• Directions: Your task is to copy every line of the records below that contains "Katrina".

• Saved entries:
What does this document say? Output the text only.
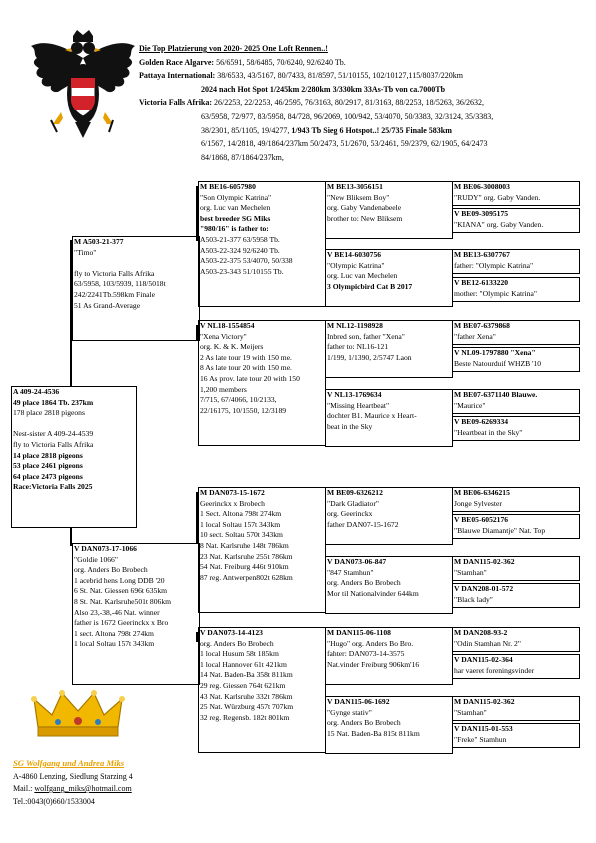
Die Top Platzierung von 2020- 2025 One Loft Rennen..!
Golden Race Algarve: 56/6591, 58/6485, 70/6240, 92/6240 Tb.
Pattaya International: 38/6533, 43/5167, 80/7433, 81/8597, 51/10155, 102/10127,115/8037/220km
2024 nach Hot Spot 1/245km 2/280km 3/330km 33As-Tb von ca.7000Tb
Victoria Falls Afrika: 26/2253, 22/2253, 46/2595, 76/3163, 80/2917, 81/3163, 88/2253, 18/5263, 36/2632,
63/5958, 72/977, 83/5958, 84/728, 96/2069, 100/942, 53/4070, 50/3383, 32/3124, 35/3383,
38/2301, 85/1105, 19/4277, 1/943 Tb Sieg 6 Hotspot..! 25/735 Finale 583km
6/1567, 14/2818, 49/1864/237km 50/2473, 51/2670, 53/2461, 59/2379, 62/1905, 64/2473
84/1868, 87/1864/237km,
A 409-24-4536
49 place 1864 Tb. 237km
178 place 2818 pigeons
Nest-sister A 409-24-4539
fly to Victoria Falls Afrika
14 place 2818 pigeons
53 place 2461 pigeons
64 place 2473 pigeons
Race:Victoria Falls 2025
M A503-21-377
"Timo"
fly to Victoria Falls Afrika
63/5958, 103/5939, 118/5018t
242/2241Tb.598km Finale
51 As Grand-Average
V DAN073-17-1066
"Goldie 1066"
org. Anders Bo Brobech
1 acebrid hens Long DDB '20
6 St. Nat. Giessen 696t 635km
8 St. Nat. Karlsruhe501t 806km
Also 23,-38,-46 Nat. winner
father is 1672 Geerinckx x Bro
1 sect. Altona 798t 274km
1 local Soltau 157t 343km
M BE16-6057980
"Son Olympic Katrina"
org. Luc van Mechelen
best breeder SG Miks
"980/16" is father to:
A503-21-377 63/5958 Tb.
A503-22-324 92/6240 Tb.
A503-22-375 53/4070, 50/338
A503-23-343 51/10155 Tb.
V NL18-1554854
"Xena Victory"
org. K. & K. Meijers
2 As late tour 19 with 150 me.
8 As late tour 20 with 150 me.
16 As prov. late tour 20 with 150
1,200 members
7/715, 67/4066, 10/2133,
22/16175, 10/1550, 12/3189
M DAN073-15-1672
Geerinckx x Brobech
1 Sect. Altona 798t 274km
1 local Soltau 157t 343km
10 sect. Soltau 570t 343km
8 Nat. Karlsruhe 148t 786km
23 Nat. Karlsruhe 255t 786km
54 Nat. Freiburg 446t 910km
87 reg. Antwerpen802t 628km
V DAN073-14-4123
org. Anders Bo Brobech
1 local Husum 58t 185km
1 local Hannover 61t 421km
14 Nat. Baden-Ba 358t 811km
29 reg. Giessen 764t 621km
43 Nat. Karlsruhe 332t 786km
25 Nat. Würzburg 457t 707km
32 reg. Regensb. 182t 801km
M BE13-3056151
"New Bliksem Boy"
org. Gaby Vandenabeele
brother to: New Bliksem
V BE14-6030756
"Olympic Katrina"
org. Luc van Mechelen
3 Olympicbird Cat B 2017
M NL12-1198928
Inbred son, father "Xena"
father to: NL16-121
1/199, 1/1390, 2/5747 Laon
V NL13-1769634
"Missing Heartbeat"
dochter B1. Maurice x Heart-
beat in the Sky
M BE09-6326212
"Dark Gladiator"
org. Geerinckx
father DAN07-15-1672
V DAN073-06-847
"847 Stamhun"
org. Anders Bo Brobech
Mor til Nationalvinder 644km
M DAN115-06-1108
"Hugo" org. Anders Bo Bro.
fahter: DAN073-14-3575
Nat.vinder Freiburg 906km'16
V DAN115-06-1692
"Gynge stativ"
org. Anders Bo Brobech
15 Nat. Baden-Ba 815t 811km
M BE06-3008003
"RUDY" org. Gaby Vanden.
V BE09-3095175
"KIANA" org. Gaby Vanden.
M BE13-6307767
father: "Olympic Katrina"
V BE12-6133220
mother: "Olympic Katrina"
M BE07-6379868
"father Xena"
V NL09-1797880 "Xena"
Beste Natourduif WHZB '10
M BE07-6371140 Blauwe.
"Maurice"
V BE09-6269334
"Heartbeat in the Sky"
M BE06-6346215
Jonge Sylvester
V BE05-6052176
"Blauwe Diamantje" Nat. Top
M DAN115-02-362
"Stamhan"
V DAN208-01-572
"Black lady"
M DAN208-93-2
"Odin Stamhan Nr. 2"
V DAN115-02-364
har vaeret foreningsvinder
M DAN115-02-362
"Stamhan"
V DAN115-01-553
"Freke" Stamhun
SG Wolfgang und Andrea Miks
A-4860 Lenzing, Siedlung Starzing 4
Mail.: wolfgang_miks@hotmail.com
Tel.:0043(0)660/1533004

--

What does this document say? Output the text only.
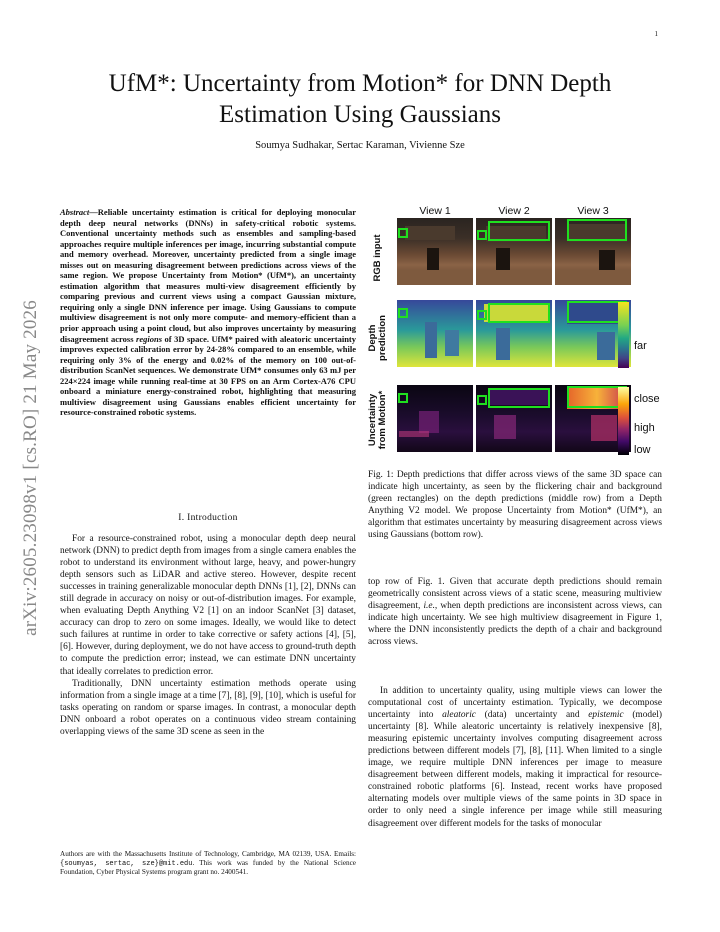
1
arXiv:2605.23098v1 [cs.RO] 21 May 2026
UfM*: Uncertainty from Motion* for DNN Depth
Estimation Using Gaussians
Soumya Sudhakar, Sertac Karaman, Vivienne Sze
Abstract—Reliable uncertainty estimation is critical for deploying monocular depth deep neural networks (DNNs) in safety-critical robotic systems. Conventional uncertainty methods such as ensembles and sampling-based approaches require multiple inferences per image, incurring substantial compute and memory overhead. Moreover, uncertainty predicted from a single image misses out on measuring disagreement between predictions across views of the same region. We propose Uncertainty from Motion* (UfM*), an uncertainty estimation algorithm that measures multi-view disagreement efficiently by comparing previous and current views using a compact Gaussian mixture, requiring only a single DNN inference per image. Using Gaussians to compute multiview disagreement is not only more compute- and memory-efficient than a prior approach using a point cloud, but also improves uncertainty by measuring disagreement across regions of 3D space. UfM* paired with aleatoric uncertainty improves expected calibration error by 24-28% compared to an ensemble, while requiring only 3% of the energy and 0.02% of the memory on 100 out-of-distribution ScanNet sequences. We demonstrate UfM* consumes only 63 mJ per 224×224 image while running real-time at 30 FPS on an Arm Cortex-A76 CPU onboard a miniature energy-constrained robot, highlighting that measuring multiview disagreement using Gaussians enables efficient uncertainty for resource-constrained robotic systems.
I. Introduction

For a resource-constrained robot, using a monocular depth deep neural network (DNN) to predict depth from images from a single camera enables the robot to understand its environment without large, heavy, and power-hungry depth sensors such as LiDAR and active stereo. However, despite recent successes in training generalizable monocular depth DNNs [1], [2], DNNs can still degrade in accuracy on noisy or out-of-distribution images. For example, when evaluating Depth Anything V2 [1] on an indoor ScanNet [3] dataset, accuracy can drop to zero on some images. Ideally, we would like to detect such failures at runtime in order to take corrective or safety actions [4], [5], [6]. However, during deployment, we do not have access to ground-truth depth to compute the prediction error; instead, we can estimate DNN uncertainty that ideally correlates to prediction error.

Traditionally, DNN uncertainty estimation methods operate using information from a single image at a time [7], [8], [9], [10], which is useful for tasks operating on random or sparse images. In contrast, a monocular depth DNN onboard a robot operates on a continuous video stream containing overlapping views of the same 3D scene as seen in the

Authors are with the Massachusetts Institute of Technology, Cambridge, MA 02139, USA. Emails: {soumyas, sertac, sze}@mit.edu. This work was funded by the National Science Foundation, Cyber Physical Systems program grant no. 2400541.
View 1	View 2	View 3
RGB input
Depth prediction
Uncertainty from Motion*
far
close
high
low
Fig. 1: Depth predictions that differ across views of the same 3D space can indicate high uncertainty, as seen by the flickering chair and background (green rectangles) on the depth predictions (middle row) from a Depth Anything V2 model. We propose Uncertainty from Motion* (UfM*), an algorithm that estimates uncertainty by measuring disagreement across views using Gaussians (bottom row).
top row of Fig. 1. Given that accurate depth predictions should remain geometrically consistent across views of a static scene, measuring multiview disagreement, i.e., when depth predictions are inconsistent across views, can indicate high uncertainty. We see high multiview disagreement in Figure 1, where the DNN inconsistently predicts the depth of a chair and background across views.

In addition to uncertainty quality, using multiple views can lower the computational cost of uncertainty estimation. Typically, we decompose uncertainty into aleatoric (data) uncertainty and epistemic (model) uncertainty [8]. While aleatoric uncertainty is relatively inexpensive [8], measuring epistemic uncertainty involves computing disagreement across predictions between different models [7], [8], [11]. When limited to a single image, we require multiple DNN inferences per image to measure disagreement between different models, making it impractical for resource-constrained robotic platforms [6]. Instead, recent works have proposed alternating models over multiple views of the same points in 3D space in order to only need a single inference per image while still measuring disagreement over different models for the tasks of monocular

• Exercise response:
"Son Olympic Katrina"
"Olympic Katrina"
father: "Olympic Katrina"
mother: "Olympic Katrina"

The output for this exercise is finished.